* **Work instructions**
All that is wanted is how many lines in the records below include the string "label".

* **Input records**
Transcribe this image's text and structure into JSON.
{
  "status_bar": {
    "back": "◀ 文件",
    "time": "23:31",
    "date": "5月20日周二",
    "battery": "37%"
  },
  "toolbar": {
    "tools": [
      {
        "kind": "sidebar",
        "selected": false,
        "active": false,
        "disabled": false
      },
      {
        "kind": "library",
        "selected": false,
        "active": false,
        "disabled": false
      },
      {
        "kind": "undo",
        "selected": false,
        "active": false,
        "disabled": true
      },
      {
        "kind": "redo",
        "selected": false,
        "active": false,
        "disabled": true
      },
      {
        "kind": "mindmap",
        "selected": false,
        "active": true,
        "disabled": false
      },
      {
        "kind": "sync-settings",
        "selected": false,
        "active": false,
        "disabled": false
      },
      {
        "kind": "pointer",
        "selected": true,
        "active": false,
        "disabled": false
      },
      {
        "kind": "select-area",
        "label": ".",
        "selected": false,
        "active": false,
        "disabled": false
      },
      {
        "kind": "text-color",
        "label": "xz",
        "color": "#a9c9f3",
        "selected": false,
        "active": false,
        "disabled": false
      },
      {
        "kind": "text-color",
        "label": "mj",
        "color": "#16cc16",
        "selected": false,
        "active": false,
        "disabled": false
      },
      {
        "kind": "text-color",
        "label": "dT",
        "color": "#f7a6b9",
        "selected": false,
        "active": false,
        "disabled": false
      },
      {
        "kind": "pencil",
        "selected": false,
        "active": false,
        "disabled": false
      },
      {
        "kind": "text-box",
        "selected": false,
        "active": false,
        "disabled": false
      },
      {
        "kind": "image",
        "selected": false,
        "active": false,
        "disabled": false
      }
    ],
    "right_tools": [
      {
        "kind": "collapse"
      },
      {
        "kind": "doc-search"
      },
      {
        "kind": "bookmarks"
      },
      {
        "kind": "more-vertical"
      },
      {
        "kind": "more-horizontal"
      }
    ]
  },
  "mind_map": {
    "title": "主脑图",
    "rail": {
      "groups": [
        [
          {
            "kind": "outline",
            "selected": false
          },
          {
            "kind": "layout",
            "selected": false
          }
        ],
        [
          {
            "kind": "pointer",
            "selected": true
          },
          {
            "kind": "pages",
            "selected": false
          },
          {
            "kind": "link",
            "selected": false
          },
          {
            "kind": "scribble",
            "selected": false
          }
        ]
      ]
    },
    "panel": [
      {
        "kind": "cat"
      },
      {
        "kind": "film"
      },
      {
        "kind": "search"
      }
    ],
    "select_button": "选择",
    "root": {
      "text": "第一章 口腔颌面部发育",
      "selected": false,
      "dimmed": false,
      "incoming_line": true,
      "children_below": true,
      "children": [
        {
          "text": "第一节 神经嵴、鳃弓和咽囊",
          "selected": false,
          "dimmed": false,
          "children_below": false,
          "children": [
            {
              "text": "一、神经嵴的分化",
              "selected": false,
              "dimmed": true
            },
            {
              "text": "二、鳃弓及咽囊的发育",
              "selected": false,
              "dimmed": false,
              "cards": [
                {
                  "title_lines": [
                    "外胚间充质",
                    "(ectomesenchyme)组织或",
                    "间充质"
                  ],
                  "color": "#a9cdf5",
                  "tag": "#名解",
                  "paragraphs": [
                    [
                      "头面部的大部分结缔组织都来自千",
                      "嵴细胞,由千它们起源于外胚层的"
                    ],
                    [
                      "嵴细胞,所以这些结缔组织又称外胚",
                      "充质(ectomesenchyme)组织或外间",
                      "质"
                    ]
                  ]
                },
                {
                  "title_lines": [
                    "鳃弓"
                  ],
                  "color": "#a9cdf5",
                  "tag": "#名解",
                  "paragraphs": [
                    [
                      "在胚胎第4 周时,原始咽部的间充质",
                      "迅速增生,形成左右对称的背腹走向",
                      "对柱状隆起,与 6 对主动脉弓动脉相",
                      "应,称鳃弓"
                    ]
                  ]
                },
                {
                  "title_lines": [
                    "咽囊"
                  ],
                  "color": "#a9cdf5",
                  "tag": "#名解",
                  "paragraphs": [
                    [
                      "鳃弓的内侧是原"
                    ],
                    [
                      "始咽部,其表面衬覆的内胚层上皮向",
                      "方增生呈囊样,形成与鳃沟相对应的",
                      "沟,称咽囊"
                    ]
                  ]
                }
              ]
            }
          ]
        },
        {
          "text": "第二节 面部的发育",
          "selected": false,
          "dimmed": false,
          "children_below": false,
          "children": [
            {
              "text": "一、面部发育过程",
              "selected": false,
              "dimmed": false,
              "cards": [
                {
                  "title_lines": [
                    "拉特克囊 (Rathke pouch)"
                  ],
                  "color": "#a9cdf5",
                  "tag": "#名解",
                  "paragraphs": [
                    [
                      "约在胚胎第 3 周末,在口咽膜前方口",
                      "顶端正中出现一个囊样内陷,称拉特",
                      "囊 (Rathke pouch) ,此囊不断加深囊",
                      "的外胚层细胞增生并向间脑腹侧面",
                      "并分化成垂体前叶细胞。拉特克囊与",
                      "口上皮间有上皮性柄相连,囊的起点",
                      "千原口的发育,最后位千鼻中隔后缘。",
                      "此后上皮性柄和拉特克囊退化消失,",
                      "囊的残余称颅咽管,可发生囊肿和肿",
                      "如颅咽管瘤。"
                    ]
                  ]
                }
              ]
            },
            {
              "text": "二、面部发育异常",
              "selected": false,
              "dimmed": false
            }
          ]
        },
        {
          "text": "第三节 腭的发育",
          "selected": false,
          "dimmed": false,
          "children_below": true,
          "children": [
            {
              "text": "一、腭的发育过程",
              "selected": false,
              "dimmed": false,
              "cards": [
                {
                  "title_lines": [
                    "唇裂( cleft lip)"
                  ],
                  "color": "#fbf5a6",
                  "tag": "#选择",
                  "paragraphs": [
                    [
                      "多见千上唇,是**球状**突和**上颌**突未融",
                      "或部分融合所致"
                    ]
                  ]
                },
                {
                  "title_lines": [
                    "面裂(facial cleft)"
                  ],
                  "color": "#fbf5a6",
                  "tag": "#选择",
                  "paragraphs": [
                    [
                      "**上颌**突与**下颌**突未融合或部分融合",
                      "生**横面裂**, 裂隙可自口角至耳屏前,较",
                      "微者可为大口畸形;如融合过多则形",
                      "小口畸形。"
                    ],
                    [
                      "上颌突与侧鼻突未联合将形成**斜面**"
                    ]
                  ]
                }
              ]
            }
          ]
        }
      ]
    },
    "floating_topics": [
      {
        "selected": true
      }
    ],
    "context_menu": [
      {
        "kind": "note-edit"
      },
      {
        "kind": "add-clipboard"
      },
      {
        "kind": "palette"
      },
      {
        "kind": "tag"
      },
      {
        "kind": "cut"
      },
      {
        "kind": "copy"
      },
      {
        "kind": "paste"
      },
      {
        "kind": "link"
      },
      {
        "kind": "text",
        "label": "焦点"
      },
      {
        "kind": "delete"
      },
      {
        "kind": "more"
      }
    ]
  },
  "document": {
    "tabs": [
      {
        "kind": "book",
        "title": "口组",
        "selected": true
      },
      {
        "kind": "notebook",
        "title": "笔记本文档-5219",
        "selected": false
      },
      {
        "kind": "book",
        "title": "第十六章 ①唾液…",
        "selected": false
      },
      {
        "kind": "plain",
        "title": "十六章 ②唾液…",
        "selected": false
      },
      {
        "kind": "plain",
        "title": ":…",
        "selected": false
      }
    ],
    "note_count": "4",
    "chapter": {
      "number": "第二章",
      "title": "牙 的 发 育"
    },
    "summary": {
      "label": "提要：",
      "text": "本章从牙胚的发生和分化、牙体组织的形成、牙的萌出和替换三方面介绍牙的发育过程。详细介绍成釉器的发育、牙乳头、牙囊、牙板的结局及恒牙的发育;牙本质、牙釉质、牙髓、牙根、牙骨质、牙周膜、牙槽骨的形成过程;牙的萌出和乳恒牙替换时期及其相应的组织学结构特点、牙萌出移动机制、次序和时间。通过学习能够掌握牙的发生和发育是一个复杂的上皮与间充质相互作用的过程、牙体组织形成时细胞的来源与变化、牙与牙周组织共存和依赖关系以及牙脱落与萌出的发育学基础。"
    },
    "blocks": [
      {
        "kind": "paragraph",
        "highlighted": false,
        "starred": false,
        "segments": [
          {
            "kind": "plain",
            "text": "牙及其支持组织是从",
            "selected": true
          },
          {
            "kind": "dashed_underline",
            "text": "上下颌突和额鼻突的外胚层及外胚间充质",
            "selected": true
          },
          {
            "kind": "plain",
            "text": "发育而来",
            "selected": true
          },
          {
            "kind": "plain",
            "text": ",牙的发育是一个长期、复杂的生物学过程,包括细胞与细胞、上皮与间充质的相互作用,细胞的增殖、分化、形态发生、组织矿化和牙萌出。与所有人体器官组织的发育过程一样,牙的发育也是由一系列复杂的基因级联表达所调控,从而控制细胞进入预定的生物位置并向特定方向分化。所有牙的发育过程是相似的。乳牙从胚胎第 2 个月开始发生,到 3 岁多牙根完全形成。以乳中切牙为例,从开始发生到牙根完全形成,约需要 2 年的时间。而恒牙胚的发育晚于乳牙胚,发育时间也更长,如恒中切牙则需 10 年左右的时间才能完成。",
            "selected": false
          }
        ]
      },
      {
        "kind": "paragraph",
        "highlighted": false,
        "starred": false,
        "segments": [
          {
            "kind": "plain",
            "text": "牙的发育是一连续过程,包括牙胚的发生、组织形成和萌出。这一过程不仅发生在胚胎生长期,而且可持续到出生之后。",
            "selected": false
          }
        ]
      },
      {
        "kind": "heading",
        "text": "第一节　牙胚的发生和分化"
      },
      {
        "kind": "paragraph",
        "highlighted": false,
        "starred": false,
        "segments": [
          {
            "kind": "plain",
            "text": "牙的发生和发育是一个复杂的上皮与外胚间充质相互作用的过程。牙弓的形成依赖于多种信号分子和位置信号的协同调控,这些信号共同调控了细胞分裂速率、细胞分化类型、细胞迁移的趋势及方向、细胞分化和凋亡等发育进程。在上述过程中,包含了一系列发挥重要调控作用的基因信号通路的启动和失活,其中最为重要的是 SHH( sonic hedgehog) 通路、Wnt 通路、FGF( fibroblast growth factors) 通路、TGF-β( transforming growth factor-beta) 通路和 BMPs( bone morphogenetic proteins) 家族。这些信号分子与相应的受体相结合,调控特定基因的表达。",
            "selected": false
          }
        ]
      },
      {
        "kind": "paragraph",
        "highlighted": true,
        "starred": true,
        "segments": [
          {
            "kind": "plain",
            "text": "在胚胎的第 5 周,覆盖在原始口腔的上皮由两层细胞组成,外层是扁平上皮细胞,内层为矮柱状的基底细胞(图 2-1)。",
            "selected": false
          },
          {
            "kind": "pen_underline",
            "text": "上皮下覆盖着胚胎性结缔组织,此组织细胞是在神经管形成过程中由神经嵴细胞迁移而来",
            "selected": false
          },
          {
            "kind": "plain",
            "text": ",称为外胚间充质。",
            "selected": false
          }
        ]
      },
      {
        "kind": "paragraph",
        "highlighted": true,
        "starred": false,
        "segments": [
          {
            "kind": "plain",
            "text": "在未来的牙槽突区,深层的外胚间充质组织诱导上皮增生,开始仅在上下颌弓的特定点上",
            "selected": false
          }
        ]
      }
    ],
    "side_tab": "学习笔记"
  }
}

* **Result for this task**
6